Short task |
What is the count of lines that hold the word "circle"? Give only the number.

Dataset records |
## begin

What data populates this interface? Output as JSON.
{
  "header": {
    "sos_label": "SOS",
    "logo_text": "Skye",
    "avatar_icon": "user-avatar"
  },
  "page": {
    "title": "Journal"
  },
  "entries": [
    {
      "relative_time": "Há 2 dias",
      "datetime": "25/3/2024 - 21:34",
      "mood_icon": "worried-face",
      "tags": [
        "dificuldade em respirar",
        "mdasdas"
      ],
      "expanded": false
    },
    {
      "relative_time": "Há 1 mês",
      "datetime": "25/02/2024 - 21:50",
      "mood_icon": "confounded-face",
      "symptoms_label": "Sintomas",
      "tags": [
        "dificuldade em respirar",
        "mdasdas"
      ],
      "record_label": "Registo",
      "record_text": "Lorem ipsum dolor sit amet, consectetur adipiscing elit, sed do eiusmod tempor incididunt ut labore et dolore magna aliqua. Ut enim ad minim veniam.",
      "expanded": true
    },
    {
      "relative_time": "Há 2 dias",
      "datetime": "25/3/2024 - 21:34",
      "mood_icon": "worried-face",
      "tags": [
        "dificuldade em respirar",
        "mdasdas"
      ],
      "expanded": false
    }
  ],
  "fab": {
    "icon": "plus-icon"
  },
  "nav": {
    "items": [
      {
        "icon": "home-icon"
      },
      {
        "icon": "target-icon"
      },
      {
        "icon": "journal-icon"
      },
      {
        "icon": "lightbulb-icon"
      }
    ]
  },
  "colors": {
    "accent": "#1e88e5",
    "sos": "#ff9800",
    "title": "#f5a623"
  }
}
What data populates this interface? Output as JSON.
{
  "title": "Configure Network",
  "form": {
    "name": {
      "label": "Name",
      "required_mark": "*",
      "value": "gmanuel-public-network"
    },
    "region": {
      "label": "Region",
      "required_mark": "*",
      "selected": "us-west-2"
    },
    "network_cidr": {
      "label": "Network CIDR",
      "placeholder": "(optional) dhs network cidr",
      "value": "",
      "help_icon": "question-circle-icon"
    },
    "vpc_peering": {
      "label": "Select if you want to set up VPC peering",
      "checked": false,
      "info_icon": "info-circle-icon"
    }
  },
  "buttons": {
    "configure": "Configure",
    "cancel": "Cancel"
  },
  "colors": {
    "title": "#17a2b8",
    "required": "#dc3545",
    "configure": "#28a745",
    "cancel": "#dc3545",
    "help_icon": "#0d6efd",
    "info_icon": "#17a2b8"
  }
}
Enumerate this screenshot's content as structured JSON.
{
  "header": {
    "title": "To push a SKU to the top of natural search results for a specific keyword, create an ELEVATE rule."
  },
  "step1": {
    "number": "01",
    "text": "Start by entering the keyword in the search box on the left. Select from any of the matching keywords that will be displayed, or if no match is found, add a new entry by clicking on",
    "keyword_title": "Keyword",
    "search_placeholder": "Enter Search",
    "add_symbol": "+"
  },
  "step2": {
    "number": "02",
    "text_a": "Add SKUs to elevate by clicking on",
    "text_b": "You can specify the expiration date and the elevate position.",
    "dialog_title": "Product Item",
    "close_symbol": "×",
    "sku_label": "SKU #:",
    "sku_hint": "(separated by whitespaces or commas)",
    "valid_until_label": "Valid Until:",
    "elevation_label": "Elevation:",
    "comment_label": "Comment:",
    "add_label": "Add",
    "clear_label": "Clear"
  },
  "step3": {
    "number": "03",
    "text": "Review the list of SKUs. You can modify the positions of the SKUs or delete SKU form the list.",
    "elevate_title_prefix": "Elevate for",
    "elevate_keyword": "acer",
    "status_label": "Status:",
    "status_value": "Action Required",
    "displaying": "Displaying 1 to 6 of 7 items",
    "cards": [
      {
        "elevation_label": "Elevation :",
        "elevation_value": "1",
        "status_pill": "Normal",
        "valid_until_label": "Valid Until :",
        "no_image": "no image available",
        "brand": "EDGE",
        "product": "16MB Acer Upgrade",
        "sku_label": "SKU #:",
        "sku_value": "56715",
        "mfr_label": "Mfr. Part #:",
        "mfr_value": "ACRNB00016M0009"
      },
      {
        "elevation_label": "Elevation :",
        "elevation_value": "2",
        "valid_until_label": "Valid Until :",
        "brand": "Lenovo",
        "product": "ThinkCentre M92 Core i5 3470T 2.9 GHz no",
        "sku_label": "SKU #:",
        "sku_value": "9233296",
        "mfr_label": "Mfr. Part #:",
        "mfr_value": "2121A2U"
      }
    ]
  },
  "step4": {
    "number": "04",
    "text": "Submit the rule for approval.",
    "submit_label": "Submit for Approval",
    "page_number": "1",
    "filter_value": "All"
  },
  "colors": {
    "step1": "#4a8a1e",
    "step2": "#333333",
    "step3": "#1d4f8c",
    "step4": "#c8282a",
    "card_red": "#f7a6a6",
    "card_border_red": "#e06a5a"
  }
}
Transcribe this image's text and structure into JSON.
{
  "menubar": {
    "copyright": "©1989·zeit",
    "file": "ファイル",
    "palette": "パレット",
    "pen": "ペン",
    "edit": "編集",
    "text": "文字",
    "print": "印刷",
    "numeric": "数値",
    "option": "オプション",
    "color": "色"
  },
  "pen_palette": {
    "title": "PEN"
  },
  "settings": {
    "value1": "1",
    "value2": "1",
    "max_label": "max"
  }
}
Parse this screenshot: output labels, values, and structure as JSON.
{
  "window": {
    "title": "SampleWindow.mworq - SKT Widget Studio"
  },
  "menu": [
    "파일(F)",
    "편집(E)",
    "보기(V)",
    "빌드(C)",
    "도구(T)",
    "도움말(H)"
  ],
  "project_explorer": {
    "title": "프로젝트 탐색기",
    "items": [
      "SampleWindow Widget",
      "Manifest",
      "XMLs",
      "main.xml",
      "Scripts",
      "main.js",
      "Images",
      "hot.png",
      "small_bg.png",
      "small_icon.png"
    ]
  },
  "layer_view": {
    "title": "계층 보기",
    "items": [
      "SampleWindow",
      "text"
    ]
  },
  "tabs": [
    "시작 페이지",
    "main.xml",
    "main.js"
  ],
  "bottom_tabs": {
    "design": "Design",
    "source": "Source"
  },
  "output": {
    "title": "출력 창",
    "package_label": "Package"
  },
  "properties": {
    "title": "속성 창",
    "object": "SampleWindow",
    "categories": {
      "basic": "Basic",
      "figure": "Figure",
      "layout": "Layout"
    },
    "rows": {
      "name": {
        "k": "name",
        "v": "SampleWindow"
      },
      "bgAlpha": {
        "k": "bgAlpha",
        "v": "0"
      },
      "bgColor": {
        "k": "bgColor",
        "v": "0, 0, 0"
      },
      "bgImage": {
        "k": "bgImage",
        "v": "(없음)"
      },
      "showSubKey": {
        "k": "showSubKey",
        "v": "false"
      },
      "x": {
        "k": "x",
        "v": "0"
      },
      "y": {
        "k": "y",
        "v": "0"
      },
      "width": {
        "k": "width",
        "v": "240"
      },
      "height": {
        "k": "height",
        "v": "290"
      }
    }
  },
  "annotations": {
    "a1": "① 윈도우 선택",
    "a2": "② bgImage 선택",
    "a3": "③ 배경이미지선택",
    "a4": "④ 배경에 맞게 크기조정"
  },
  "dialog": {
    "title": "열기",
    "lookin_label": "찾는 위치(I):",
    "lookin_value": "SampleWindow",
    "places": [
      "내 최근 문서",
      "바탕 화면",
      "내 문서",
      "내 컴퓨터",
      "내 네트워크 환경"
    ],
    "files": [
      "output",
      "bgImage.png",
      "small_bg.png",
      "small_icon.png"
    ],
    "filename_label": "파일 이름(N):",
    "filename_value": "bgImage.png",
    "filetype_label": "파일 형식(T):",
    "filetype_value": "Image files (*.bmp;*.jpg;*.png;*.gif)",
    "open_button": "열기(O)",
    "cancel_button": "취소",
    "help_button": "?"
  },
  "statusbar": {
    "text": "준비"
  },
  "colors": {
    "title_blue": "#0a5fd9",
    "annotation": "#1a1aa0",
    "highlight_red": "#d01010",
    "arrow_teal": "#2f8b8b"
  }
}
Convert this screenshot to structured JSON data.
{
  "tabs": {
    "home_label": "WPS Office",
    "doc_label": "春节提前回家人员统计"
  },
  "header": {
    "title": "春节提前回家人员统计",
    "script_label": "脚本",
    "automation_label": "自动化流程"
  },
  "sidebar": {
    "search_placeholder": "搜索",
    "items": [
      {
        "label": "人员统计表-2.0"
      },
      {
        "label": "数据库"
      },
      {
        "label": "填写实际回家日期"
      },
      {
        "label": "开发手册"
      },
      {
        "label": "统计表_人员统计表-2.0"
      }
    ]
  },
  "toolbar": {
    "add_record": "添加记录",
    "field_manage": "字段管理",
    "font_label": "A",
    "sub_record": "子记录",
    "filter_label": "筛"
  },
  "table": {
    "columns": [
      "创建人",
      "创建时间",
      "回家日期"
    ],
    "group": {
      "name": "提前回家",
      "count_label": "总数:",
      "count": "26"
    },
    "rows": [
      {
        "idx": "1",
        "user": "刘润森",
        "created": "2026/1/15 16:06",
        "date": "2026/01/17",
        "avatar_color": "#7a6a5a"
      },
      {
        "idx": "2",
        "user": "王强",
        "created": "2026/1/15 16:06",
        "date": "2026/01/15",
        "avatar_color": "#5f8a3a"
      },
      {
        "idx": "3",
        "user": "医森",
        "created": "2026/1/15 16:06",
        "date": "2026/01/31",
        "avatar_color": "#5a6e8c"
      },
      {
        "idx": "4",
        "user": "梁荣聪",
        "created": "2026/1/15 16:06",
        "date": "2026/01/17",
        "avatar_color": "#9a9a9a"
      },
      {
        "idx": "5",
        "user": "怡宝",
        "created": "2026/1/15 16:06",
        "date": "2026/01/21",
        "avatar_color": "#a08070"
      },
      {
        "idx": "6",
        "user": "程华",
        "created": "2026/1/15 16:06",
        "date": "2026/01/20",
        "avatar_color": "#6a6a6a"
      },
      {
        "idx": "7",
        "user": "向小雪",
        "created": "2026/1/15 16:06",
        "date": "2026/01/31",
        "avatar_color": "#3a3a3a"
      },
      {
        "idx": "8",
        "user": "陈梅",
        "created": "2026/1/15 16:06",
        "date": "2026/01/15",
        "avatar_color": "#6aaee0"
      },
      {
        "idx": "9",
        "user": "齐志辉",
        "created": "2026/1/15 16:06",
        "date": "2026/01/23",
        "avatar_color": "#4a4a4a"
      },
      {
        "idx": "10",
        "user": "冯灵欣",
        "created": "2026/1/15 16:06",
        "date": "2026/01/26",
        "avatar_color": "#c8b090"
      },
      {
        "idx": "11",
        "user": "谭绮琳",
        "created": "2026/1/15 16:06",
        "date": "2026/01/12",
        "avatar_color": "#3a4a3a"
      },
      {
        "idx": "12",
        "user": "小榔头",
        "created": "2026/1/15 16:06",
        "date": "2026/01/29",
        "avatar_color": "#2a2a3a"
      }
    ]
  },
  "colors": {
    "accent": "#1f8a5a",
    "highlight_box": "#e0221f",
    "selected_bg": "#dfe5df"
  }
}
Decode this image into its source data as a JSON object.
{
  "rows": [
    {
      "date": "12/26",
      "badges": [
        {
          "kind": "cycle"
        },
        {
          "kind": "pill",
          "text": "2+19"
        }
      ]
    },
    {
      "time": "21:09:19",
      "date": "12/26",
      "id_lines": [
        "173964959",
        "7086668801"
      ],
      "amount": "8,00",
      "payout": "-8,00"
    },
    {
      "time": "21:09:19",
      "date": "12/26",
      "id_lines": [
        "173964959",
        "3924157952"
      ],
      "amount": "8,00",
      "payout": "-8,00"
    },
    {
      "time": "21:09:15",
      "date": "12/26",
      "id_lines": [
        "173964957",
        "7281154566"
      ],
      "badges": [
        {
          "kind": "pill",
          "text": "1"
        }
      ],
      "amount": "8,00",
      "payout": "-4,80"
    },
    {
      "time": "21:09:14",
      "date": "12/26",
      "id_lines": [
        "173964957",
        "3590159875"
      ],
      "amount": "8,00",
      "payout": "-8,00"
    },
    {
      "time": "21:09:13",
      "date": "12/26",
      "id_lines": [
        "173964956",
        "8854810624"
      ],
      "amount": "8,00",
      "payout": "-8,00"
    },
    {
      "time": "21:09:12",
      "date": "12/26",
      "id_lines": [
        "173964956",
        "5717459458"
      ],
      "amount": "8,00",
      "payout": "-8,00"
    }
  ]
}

## end

Solution for this problem |
2